# Available data
::::
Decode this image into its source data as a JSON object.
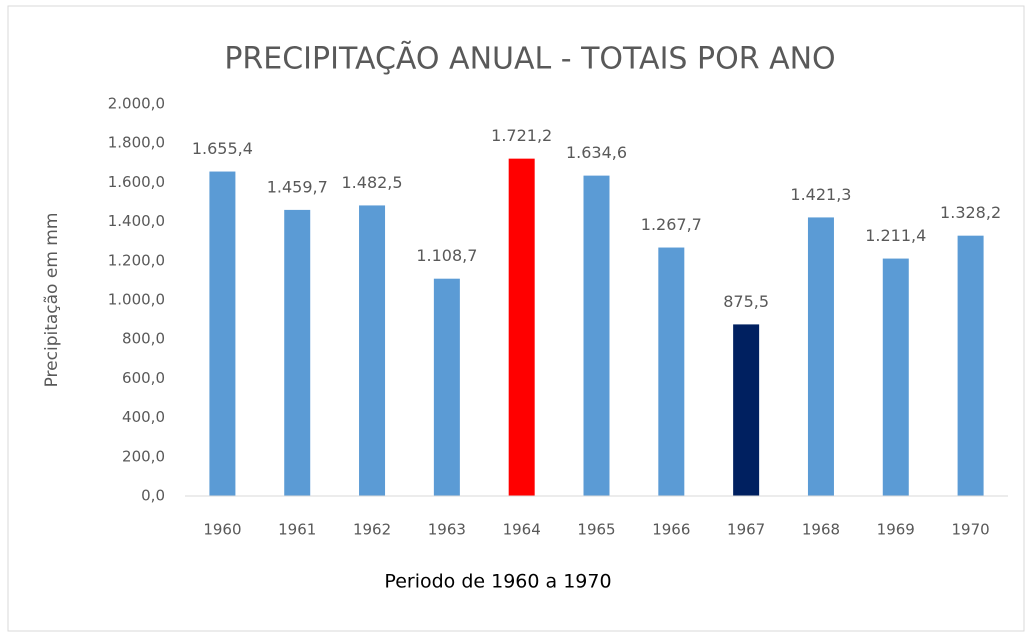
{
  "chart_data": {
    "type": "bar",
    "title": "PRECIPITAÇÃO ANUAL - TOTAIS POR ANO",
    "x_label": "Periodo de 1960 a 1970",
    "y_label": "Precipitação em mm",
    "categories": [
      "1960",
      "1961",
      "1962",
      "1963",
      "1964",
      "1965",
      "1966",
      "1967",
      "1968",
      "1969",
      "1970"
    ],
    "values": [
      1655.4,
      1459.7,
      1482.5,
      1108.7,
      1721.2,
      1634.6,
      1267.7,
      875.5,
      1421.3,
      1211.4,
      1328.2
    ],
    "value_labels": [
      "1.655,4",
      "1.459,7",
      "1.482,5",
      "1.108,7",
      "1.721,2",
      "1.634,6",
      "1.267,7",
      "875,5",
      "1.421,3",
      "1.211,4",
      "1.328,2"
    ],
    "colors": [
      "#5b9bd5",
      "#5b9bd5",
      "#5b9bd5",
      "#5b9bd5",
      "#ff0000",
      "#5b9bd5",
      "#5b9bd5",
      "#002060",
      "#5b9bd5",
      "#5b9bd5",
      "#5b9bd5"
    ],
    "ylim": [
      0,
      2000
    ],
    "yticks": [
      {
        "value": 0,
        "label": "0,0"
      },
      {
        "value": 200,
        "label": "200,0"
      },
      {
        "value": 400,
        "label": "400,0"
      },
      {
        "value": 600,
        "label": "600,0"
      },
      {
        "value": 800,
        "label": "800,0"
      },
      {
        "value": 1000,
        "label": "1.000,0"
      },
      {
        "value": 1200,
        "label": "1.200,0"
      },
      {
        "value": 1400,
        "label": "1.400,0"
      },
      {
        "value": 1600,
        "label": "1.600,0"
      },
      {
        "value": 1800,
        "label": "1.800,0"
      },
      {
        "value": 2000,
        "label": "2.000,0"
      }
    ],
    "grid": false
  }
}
::::
# Task
Pictures are not part of the copy; reproduce everything else in the records exactly.

# Written answer
Decode this image into its source data as a JSON object.
{
  "chart_data": {
    "type": "bar",
    "title": "PRECIPITAÇÃO ANUAL - TOTAIS POR ANO",
    "x_label": "Periodo de 1960 a 1970",
    "y_label": "Precipitação em mm",
    "categories": [
      "1960",
      "1961",
      "1962",
      "1963",
      "1964",
      "1965",
      "1966",
      "1967",
      "1968",
      "1969",
      "1970"
    ],
    "values": [
      1655.4,
      1459.7,
      1482.5,
      1108.7,
      1721.2,
      1634.6,
      1267.7,
      875.5,
      1421.3,
      1211.4,
      1328.2
    ],
    "value_labels": [
      "1.655,4",
      "1.459,7",
      "1.482,5",
      "1.108,7",
      "1.721,2",
      "1.634,6",
      "1.267,7",
      "875,5",
      "1.421,3",
      "1.211,4",
      "1.328,2"
    ],
    "colors": [
      "#5b9bd5",
      "#5b9bd5",
      "#5b9bd5",
      "#5b9bd5",
      "#ff0000",
      "#5b9bd5",
      "#5b9bd5",
      "#002060",
      "#5b9bd5",
      "#5b9bd5",
      "#5b9bd5"
    ],
    "ylim": [
      0,
      2000
    ],
    "yticks": [
      {
        "value": 0,
        "label": "0,0"
      },
      {
        "value": 200,
        "label": "200,0"
      },
      {
        "value": 400,
        "label": "400,0"
      },
      {
        "value": 600,
        "label": "600,0"
      },
      {
        "value": 800,
        "label": "800,0"
      },
      {
        "value": 1000,
        "label": "1.000,0"
      },
      {
        "value": 1200,
        "label": "1.200,0"
      },
      {
        "value": 1400,
        "label": "1.400,0"
      },
      {
        "value": 1600,
        "label": "1.600,0"
      },
      {
        "value": 1800,
        "label": "1.800,0"
      },
      {
        "value": 2000,
        "label": "2.000,0"
      }
    ],
    "grid": false
  }
}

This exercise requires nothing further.